Locate every line in the material below that has the word "Salad". Copy each of those lines.

>>>>>

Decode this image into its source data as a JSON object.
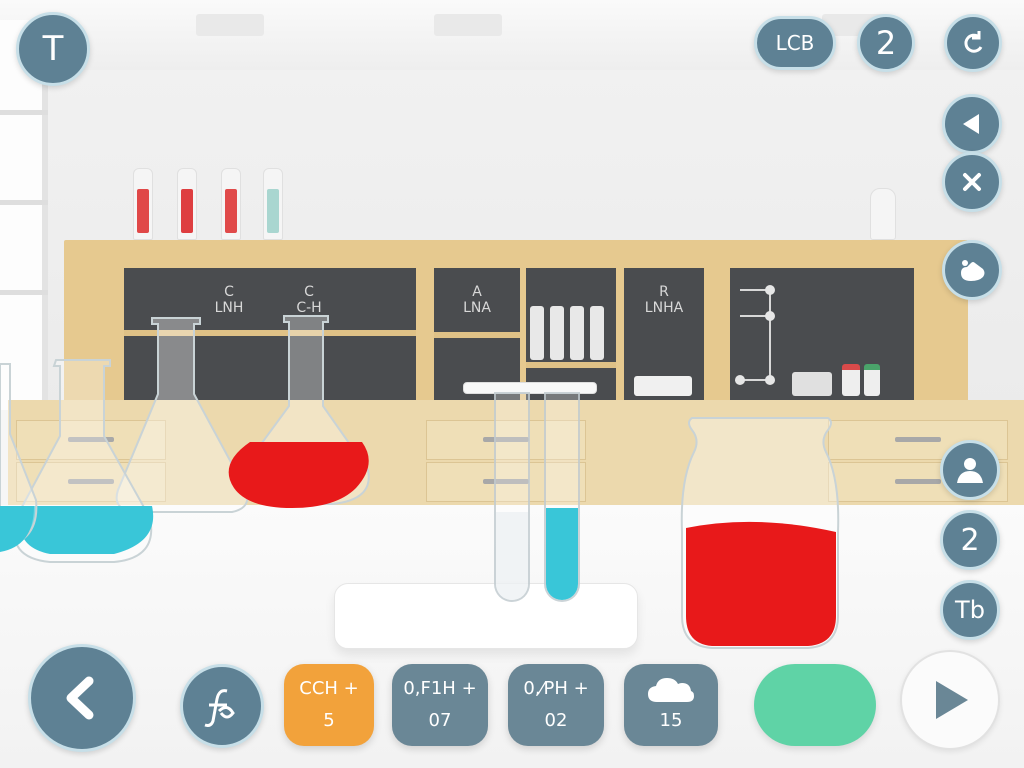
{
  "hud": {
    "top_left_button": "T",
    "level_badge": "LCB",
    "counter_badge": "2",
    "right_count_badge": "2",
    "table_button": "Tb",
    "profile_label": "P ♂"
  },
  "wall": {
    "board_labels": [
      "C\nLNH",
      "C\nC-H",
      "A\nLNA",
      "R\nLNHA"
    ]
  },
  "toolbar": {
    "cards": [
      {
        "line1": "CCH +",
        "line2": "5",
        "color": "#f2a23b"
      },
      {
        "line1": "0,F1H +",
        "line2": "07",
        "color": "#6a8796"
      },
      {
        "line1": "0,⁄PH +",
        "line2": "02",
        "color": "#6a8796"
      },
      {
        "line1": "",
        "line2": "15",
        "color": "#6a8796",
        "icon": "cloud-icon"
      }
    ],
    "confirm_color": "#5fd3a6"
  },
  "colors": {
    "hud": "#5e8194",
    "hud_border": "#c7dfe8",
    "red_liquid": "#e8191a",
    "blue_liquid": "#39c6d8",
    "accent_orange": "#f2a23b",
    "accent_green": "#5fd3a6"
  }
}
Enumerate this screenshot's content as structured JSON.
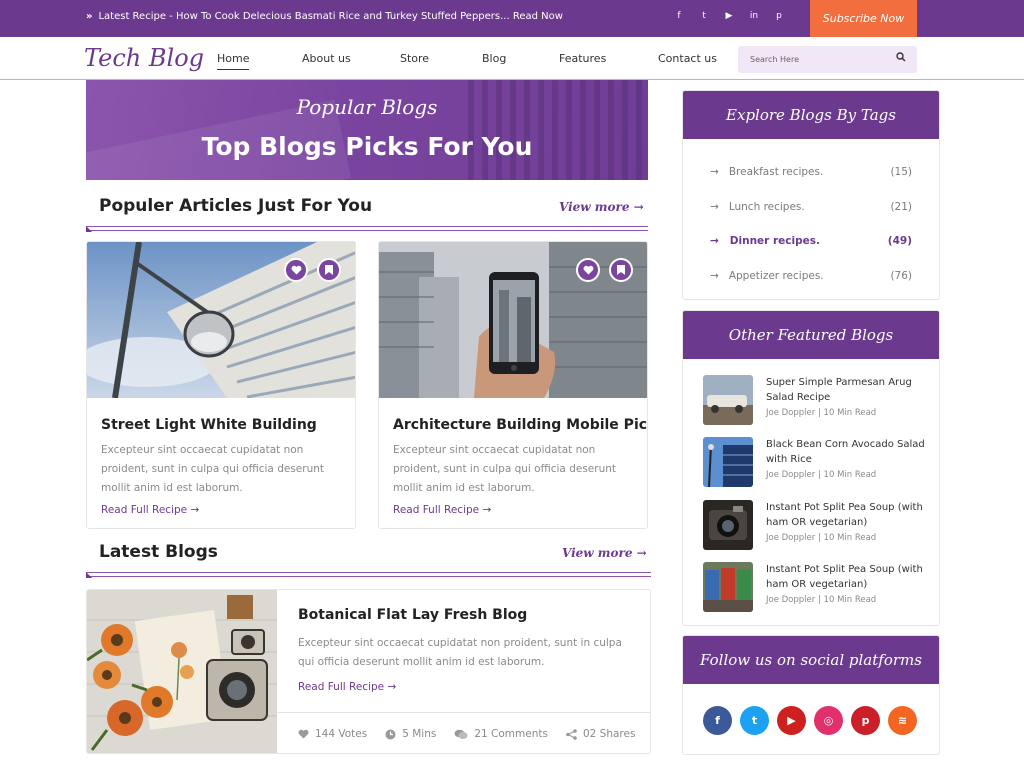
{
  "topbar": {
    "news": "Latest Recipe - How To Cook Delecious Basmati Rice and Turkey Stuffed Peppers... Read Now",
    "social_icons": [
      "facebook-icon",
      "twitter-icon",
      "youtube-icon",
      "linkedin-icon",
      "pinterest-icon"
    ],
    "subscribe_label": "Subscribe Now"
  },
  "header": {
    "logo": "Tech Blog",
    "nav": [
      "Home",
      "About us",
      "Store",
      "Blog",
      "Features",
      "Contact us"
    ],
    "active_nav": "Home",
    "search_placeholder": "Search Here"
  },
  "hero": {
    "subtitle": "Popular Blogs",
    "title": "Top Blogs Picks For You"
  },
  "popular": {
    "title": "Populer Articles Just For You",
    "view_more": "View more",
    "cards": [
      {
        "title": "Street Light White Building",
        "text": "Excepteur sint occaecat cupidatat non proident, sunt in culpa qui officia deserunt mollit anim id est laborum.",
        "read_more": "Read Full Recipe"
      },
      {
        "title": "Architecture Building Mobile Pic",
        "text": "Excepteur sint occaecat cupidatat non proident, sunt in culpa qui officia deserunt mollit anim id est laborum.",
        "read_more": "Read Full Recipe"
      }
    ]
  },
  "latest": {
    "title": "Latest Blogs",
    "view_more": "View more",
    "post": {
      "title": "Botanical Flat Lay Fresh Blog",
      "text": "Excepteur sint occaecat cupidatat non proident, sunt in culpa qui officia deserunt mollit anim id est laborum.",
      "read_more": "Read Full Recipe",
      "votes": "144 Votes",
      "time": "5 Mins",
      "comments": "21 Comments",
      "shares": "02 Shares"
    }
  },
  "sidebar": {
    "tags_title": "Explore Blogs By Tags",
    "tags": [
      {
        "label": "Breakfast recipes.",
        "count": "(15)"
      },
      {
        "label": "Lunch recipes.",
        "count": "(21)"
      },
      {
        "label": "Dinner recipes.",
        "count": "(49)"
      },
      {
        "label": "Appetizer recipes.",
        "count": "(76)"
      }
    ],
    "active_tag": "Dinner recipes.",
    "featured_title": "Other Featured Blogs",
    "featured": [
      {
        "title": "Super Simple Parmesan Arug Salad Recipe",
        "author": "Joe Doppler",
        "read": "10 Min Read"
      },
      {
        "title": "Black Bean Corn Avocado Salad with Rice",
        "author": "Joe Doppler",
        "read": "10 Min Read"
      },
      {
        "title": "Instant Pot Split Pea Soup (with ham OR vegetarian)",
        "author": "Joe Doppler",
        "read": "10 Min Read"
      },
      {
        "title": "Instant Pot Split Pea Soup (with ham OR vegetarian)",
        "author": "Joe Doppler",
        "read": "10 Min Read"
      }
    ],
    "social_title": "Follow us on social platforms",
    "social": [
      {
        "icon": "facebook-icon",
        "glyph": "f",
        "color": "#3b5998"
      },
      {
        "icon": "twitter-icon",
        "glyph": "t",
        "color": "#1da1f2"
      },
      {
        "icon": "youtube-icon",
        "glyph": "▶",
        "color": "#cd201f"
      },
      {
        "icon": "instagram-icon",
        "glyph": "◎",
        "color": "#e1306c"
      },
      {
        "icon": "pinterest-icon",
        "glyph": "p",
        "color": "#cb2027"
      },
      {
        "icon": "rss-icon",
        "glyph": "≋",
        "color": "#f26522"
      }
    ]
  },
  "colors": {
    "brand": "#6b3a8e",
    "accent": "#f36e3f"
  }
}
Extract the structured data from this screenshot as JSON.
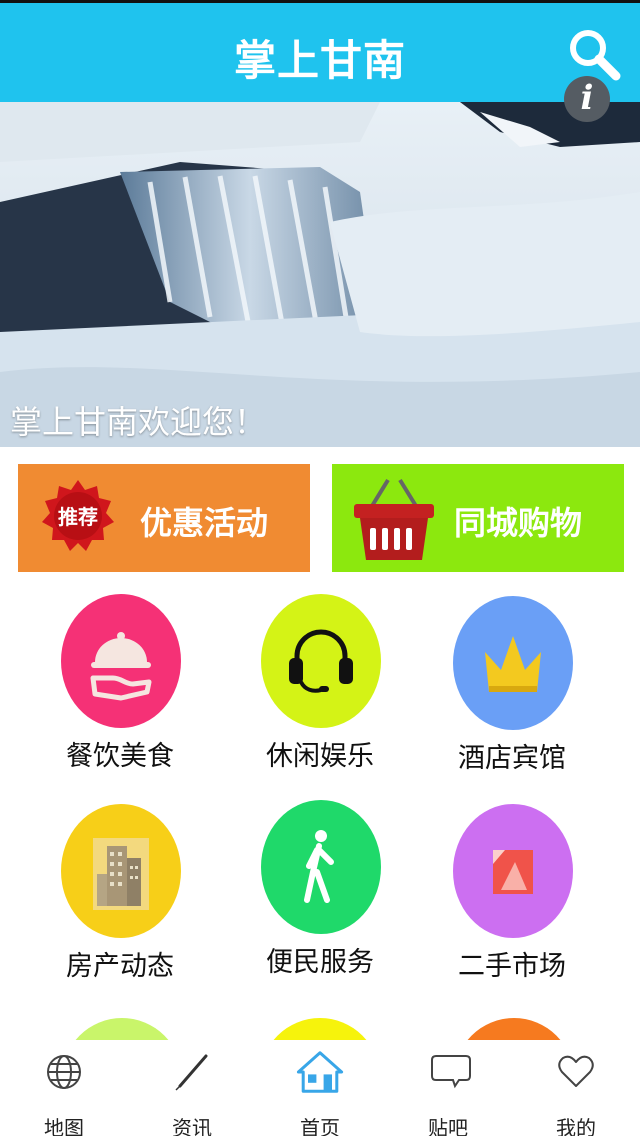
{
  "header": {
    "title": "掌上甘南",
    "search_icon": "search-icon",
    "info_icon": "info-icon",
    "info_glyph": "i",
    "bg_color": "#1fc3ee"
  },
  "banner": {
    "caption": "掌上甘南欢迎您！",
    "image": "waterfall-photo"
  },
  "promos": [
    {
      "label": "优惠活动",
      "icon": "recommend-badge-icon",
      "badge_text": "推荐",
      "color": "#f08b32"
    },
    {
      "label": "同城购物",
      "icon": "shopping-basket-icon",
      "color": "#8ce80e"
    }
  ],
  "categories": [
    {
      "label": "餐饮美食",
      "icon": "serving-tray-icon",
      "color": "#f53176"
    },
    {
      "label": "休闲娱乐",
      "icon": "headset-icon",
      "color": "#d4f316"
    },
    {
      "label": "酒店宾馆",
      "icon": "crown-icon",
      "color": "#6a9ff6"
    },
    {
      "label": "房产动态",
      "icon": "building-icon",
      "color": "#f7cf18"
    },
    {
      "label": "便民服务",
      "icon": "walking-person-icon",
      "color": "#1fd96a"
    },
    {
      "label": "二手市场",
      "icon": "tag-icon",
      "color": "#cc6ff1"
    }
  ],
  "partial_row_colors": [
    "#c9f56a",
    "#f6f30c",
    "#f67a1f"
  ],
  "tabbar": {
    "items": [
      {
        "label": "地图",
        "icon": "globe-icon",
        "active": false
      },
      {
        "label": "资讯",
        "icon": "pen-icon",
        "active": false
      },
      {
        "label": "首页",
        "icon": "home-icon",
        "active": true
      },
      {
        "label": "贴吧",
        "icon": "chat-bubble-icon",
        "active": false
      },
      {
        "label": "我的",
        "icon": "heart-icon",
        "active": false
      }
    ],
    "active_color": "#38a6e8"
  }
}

<<<<<

• **Solution to the exercise**
        "title": "Super Simple Parmesan Arug Salad Recipe",
        "title": "Black Bean Corn Avocado Salad with Rice",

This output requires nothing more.